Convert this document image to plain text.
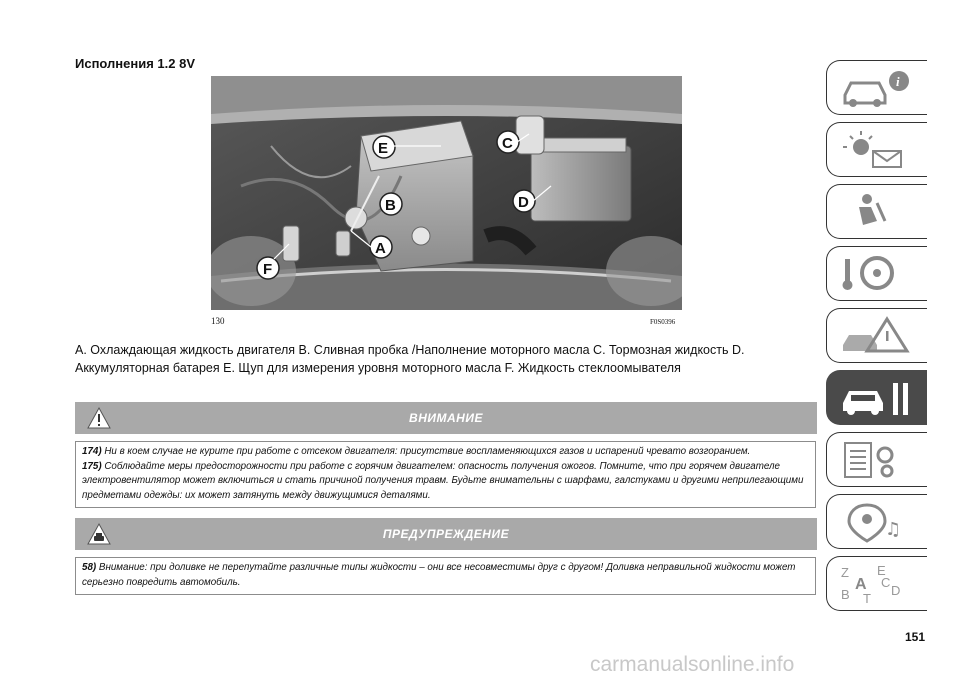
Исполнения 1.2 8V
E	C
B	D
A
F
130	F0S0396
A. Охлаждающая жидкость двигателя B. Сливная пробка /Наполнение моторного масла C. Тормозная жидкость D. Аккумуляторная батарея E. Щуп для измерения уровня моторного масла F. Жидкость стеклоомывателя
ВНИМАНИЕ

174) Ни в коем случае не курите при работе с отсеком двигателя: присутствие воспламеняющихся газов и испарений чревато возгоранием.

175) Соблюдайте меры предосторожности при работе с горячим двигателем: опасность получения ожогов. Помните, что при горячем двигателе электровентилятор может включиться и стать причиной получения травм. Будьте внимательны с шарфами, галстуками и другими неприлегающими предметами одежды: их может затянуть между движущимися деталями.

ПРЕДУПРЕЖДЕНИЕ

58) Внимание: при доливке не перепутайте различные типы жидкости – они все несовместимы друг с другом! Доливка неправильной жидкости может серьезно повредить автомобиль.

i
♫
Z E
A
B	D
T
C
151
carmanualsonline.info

════

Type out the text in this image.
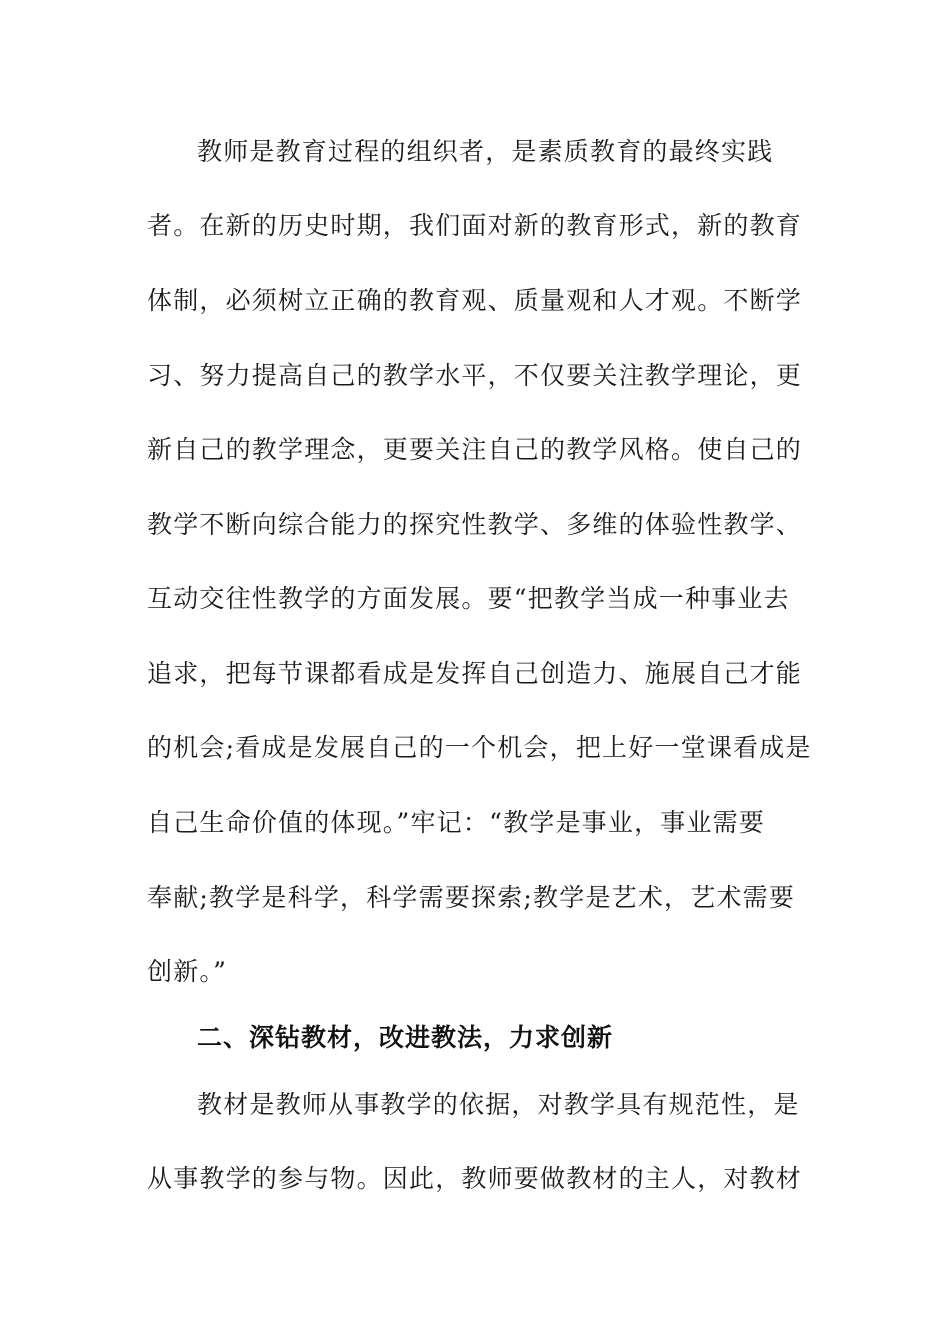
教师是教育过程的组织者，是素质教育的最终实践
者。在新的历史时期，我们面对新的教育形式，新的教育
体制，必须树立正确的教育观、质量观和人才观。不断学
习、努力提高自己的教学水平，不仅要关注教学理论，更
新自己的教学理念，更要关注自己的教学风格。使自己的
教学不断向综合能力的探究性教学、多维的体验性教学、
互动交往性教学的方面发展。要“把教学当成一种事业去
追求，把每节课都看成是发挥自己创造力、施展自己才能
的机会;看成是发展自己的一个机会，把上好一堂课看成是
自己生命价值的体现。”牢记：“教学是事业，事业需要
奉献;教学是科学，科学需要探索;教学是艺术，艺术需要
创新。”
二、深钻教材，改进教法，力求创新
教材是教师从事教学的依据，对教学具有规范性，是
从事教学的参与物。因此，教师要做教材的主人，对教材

════

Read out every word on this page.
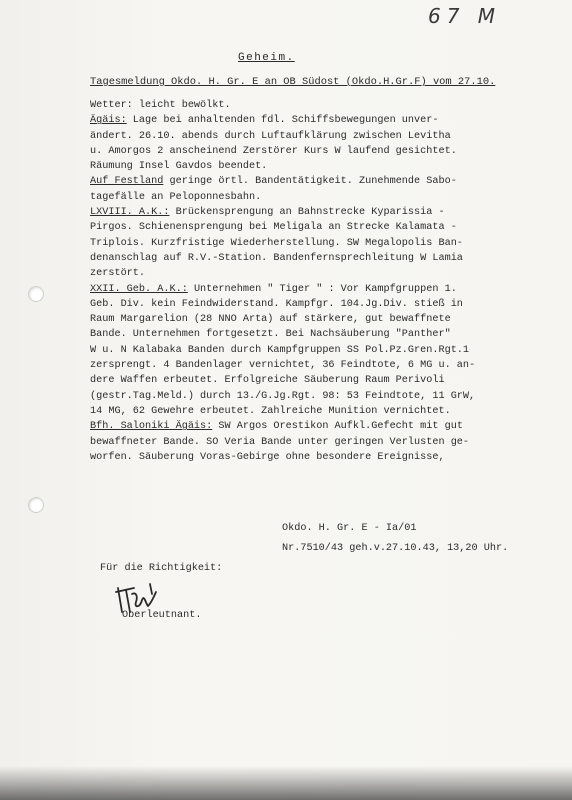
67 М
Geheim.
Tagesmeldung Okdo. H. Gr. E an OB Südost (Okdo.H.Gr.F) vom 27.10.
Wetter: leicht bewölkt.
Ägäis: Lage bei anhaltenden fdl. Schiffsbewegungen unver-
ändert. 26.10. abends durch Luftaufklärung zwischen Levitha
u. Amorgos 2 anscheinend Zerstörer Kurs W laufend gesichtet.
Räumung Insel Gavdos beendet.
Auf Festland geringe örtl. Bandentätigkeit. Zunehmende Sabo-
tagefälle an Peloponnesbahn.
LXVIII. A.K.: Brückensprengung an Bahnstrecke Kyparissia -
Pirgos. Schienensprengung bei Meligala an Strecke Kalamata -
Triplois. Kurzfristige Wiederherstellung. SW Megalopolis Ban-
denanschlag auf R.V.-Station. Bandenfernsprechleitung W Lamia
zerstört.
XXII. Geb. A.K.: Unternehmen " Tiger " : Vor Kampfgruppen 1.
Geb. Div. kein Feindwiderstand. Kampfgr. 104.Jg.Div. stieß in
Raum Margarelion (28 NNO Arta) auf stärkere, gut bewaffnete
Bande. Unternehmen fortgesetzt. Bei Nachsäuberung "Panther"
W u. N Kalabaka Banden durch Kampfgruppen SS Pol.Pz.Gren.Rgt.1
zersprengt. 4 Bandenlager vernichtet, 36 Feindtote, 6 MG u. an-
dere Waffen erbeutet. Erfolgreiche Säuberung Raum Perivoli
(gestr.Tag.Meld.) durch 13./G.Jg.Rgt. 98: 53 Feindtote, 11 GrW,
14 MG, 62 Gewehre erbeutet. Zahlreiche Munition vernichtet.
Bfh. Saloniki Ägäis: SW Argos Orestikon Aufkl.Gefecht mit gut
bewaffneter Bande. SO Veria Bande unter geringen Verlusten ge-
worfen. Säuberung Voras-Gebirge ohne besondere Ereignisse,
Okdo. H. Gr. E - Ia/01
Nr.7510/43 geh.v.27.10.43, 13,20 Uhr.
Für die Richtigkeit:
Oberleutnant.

════

_WRITTEN INSTRUCTION_
Filter the records for lines holding the string "this". Copy each one.

_THE ANSWER_
Convert this document image to plain text.
Type out the text in this image.
Read out every word on this page.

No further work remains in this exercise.